▸ **PASSAGE PROVIDED**
_ _ _

Jo Han-ik of Akdong and I spent this past weekend checking anchors and replacing some at Yongseo Pokpo. He're's what we did:

We replaced the first bolt on Peter Pan (피터펜, 5.10c). This bolt had broken off.

We placed a new anchor on **** Pheasant (장꽁, 5.10c). You can also use this anchor to lower off "My love stump" (내사랑 그루터기, 5.12a). (not sure I translated that name correctly?) These anchors were 1 meter apart, so we combined them. We removed the two anchors and tried to camouflage the old bolt holes with glue and dirt.

We replaced the cable on Heungbu (흥부, 5.8) with chains. These were coming unwound.

_ _ _

▸ **INFORMATION SUPPLIED**

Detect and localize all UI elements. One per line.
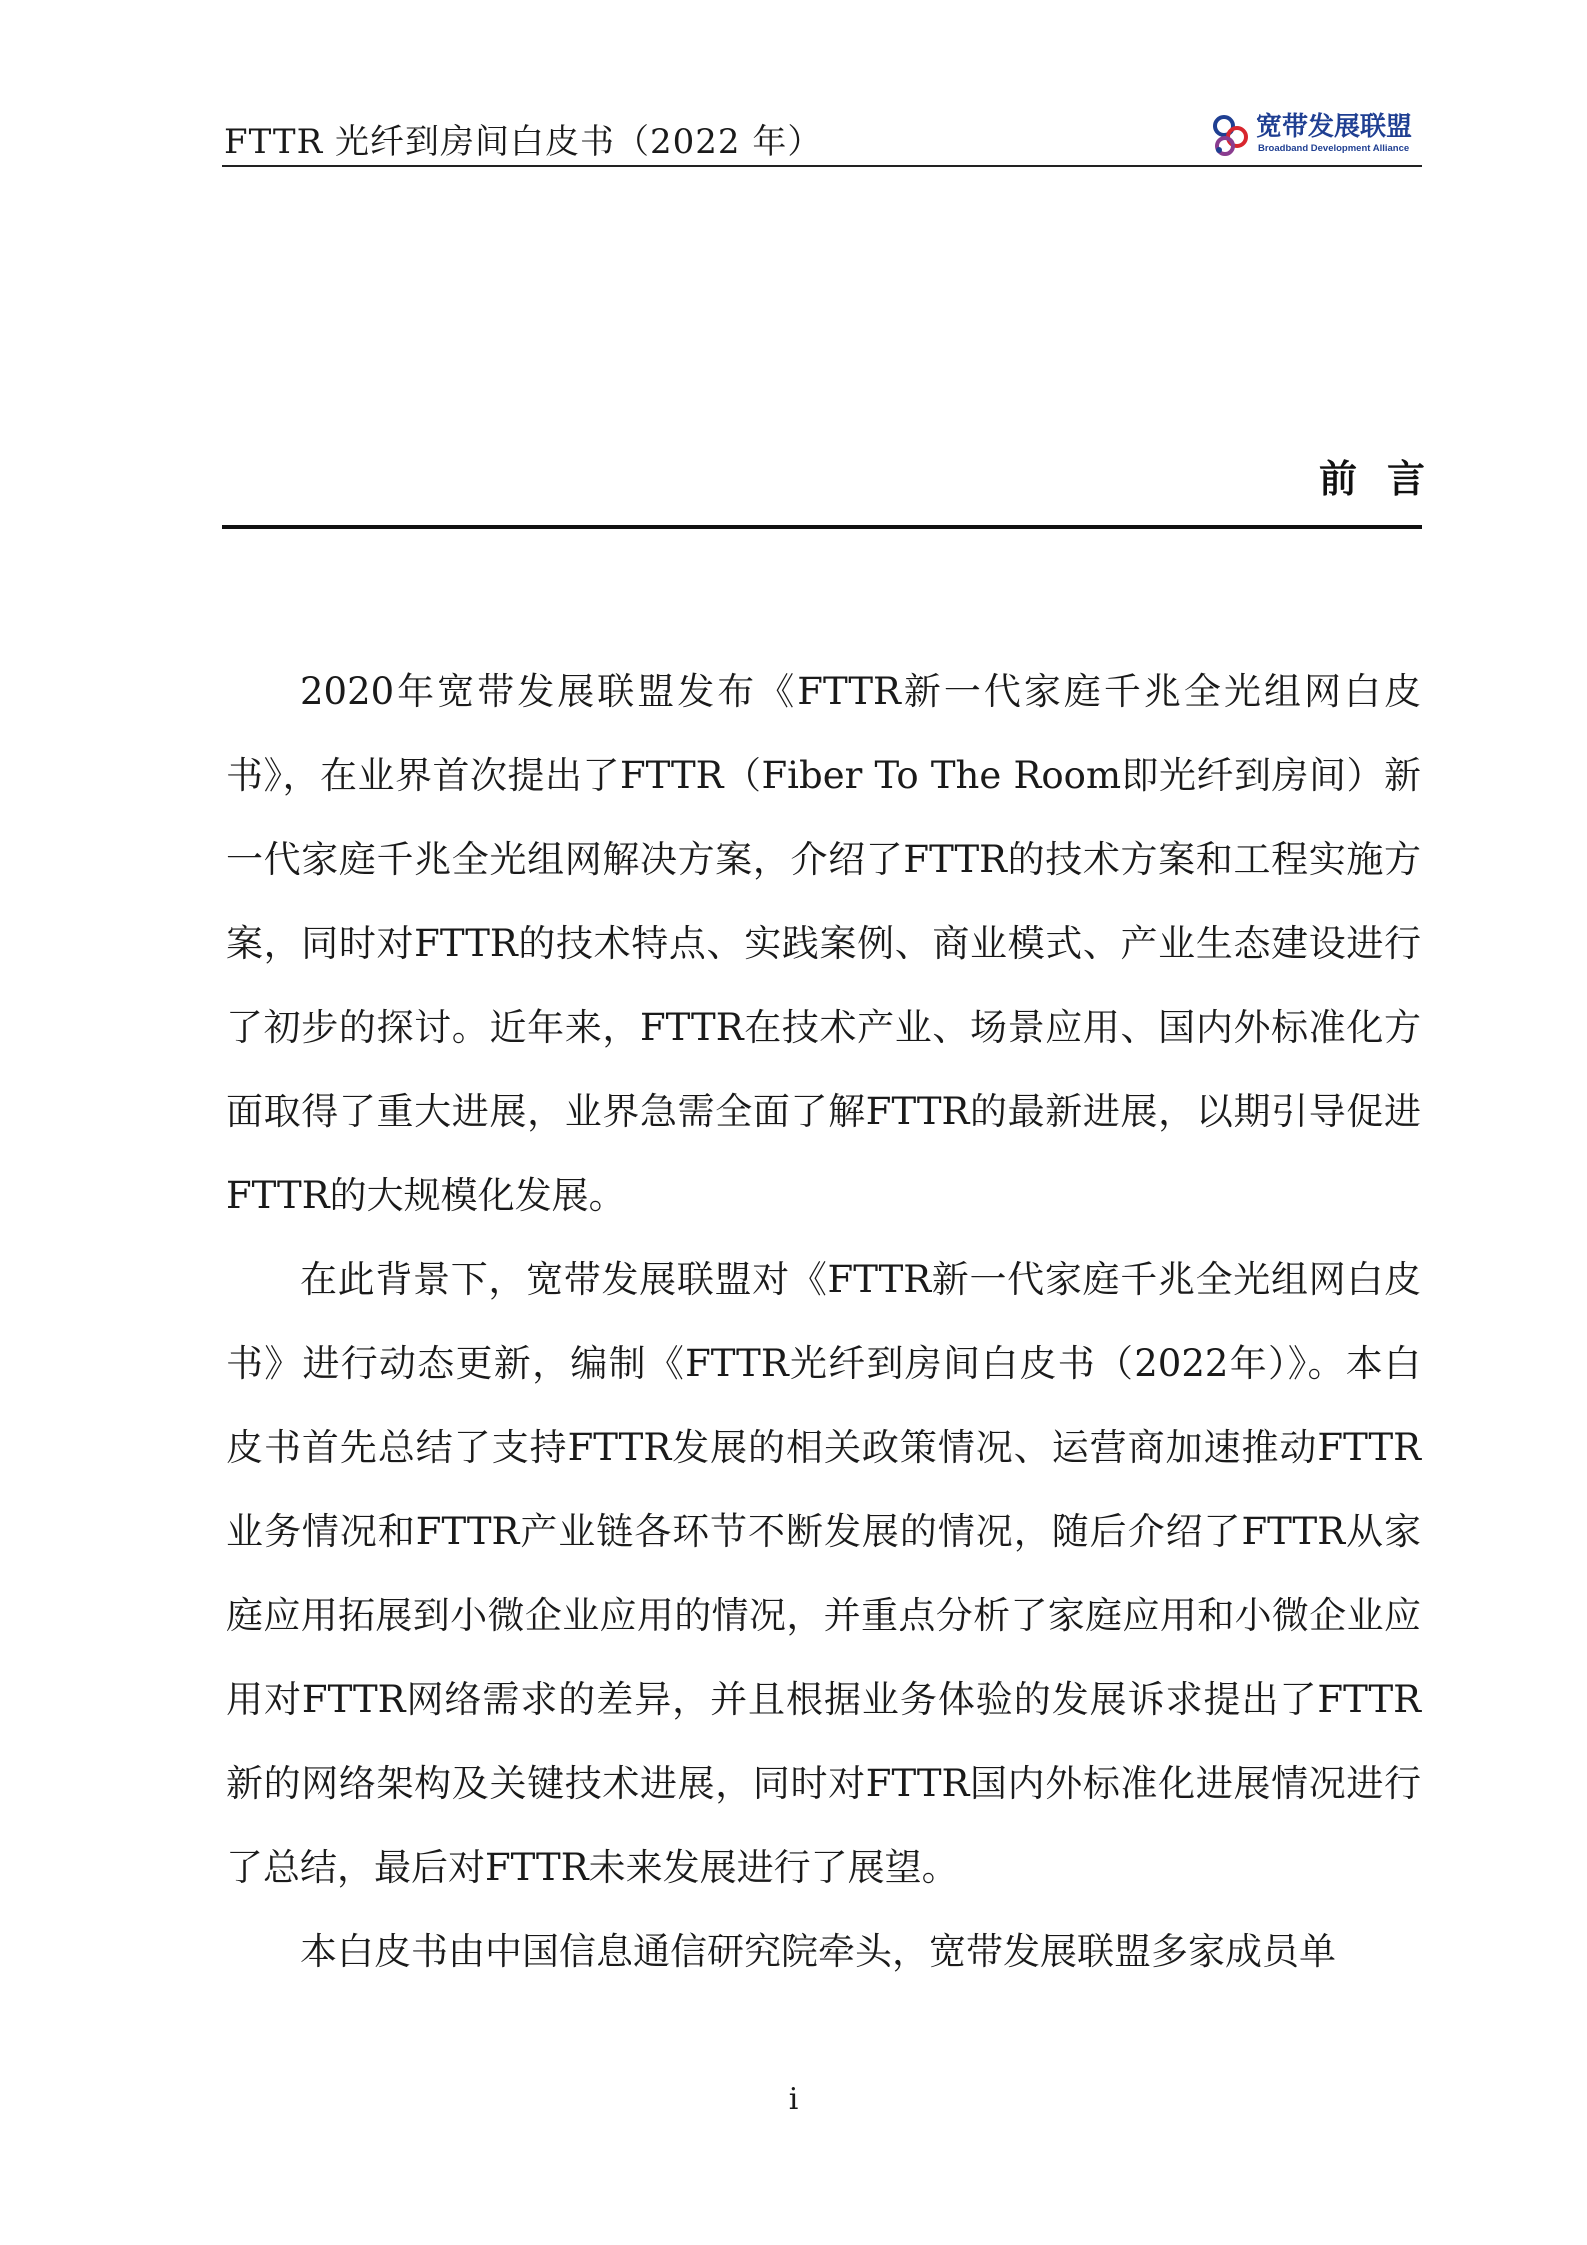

_ _ _

Answer these questions from the passage on anchor work at Yongseo Pokpo.
(a) On which route was the first bolt replaced?
(b) How far apart were the two anchors that were combined?
(c) What replaced the cable on Heungbu?

(a) Peter Pan (피터펜, 5.10c)
(b) 1 meter
(c) Chains